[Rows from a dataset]

---------------

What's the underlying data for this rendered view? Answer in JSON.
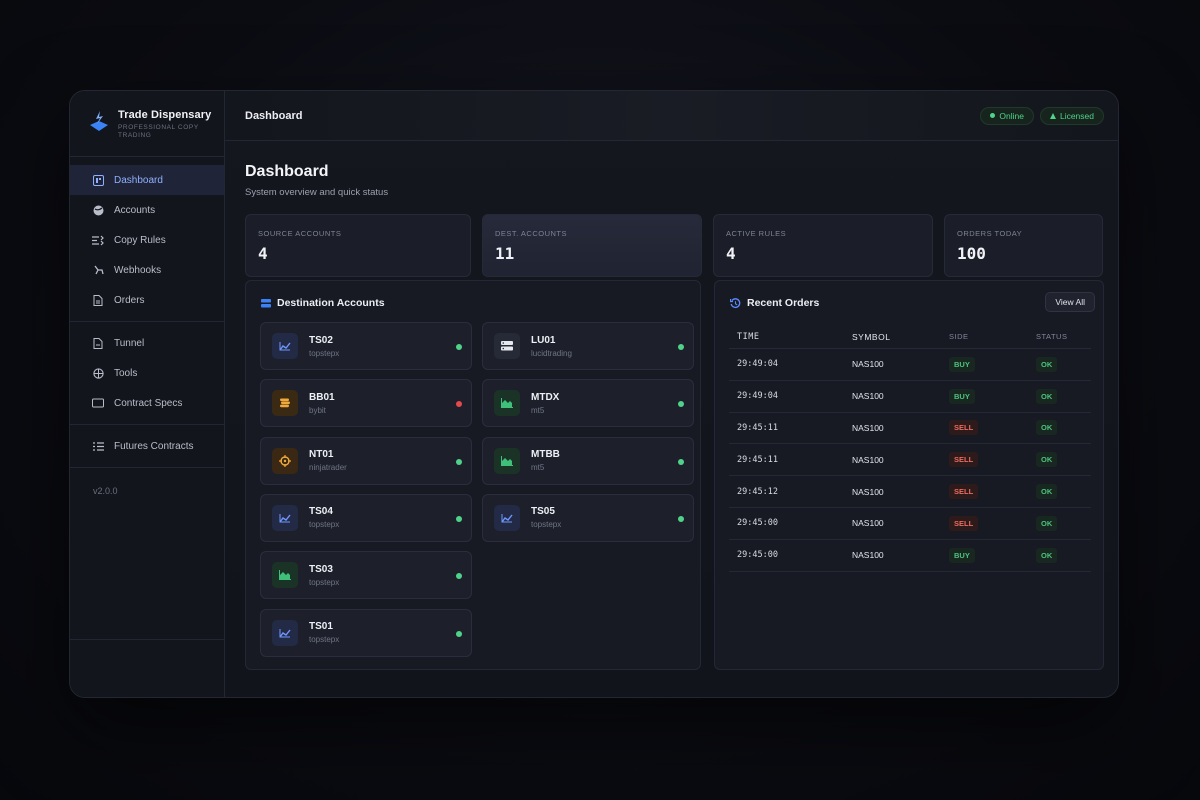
{
  "brand": {
    "name": "Trade Dispensary",
    "subtitle": "PROFESSIONAL COPY TRADING"
  },
  "sidebar": {
    "items": [
      {
        "label": "Dashboard",
        "icon": "dashboard-icon",
        "active": true
      },
      {
        "label": "Accounts",
        "icon": "globe-icon"
      },
      {
        "label": "Copy Rules",
        "icon": "copy-rules-icon"
      },
      {
        "label": "Webhooks",
        "icon": "webhook-icon"
      },
      {
        "label": "Orders",
        "icon": "orders-icon"
      },
      {
        "label": "Tunnel",
        "icon": "tunnel-icon"
      },
      {
        "label": "Tools",
        "icon": "tools-icon"
      },
      {
        "label": "Contract Specs",
        "icon": "contract-specs-icon"
      },
      {
        "label": "Futures Contracts",
        "icon": "list-icon"
      }
    ],
    "version": "v2.0.0"
  },
  "header": {
    "title": "Dashboard",
    "badges": [
      {
        "label": "Online",
        "icon": "dot-icon"
      },
      {
        "label": "Licensed",
        "icon": "triangle-icon"
      }
    ]
  },
  "page": {
    "title": "Dashboard",
    "subtitle": "System overview and quick status"
  },
  "stats": [
    {
      "label": "SOURCE ACCOUNTS",
      "value": "4"
    },
    {
      "label": "DEST. ACCOUNTS",
      "value": "11"
    },
    {
      "label": "ACTIVE RULES",
      "value": "4"
    },
    {
      "label": "ORDERS TODAY",
      "value": "100"
    }
  ],
  "destinations": {
    "title": "Destination Accounts",
    "accounts": [
      {
        "name": "TS02",
        "platform": "topstepx",
        "icon": "line-chart-icon",
        "status": "online"
      },
      {
        "name": "LU01",
        "platform": "lucidtrading",
        "icon": "server-icon",
        "status": "online"
      },
      {
        "name": "BB01",
        "platform": "bybit",
        "icon": "coins-icon",
        "status": "offline"
      },
      {
        "name": "MTDX",
        "platform": "mt5",
        "icon": "area-chart-icon",
        "status": "online"
      },
      {
        "name": "NT01",
        "platform": "ninjatrader",
        "icon": "crosshair-icon",
        "status": "online"
      },
      {
        "name": "MTBB",
        "platform": "mt5",
        "icon": "area-chart-icon",
        "status": "online"
      },
      {
        "name": "TS04",
        "platform": "topstepx",
        "icon": "line-chart-icon",
        "status": "online"
      },
      {
        "name": "TS05",
        "platform": "topstepx",
        "icon": "line-chart-icon",
        "status": "online"
      },
      {
        "name": "TS03",
        "platform": "topstepx",
        "icon": "area-chart-icon",
        "status": "online"
      },
      {
        "name": "TS01",
        "platform": "topstepx",
        "icon": "line-chart-icon",
        "status": "online"
      }
    ]
  },
  "recent_orders": {
    "title": "Recent Orders",
    "view_all": "View All",
    "columns": [
      "TIME",
      "SYMBOL",
      "SIDE",
      "STATUS"
    ],
    "rows": [
      {
        "time": "29:49:04",
        "symbol": "NAS100",
        "side": "BUY",
        "status": "OK"
      },
      {
        "time": "29:49:04",
        "symbol": "NAS100",
        "side": "BUY",
        "status": "OK"
      },
      {
        "time": "29:45:11",
        "symbol": "NAS100",
        "side": "SELL",
        "status": "OK"
      },
      {
        "time": "29:45:11",
        "symbol": "NAS100",
        "side": "SELL",
        "status": "OK"
      },
      {
        "time": "29:45:12",
        "symbol": "NAS100",
        "side": "SELL",
        "status": "OK"
      },
      {
        "time": "29:45:00",
        "symbol": "NAS100",
        "side": "SELL",
        "status": "OK"
      },
      {
        "time": "29:45:00",
        "symbol": "NAS100",
        "side": "BUY",
        "status": "OK"
      }
    ]
  },
  "colors": {
    "accent": "#8fb0ff",
    "online": "#4fd38a",
    "offline": "#e5484d",
    "buy": "#4cc37e",
    "sell": "#ef6b5f"
  }
}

---------------

● **Job**:
Word for word, quote the lines above. Omit the pictures.

● **Answer for the task**:
What's the underlying data for this rendered view? Answer in JSON.
{
  "brand": {
    "name": "Trade Dispensary",
    "subtitle": "PROFESSIONAL COPY TRADING"
  },
  "sidebar": {
    "items": [
      {
        "label": "Dashboard",
        "icon": "dashboard-icon",
        "active": true
      },
      {
        "label": "Accounts",
        "icon": "globe-icon"
      },
      {
        "label": "Copy Rules",
        "icon": "copy-rules-icon"
      },
      {
        "label": "Webhooks",
        "icon": "webhook-icon"
      },
      {
        "label": "Orders",
        "icon": "orders-icon"
      },
      {
        "label": "Tunnel",
        "icon": "tunnel-icon"
      },
      {
        "label": "Tools",
        "icon": "tools-icon"
      },
      {
        "label": "Contract Specs",
        "icon": "contract-specs-icon"
      },
      {
        "label": "Futures Contracts",
        "icon": "list-icon"
      }
    ],
    "version": "v2.0.0"
  },
  "header": {
    "title": "Dashboard",
    "badges": [
      {
        "label": "Online",
        "icon": "dot-icon"
      },
      {
        "label": "Licensed",
        "icon": "triangle-icon"
      }
    ]
  },
  "page": {
    "title": "Dashboard",
    "subtitle": "System overview and quick status"
  },
  "stats": [
    {
      "label": "SOURCE ACCOUNTS",
      "value": "4"
    },
    {
      "label": "DEST. ACCOUNTS",
      "value": "11"
    },
    {
      "label": "ACTIVE RULES",
      "value": "4"
    },
    {
      "label": "ORDERS TODAY",
      "value": "100"
    }
  ],
  "destinations": {
    "title": "Destination Accounts",
    "accounts": [
      {
        "name": "TS02",
        "platform": "topstepx",
        "icon": "line-chart-icon",
        "status": "online"
      },
      {
        "name": "LU01",
        "platform": "lucidtrading",
        "icon": "server-icon",
        "status": "online"
      },
      {
        "name": "BB01",
        "platform": "bybit",
        "icon": "coins-icon",
        "status": "offline"
      },
      {
        "name": "MTDX",
        "platform": "mt5",
        "icon": "area-chart-icon",
        "status": "online"
      },
      {
        "name": "NT01",
        "platform": "ninjatrader",
        "icon": "crosshair-icon",
        "status": "online"
      },
      {
        "name": "MTBB",
        "platform": "mt5",
        "icon": "area-chart-icon",
        "status": "online"
      },
      {
        "name": "TS04",
        "platform": "topstepx",
        "icon": "line-chart-icon",
        "status": "online"
      },
      {
        "name": "TS05",
        "platform": "topstepx",
        "icon": "line-chart-icon",
        "status": "online"
      },
      {
        "name": "TS03",
        "platform": "topstepx",
        "icon": "area-chart-icon",
        "status": "online"
      },
      {
        "name": "TS01",
        "platform": "topstepx",
        "icon": "line-chart-icon",
        "status": "online"
      }
    ]
  },
  "recent_orders": {
    "title": "Recent Orders",
    "view_all": "View All",
    "columns": [
      "TIME",
      "SYMBOL",
      "SIDE",
      "STATUS"
    ],
    "rows": [
      {
        "time": "29:49:04",
        "symbol": "NAS100",
        "side": "BUY",
        "status": "OK"
      },
      {
        "time": "29:49:04",
        "symbol": "NAS100",
        "side": "BUY",
        "status": "OK"
      },
      {
        "time": "29:45:11",
        "symbol": "NAS100",
        "side": "SELL",
        "status": "OK"
      },
      {
        "time": "29:45:11",
        "symbol": "NAS100",
        "side": "SELL",
        "status": "OK"
      },
      {
        "time": "29:45:12",
        "symbol": "NAS100",
        "side": "SELL",
        "status": "OK"
      },
      {
        "time": "29:45:00",
        "symbol": "NAS100",
        "side": "SELL",
        "status": "OK"
      },
      {
        "time": "29:45:00",
        "symbol": "NAS100",
        "side": "BUY",
        "status": "OK"
      }
    ]
  },
  "colors": {
    "accent": "#8fb0ff",
    "online": "#4fd38a",
    "offline": "#e5484d",
    "buy": "#4cc37e",
    "sell": "#ef6b5f"
  }
}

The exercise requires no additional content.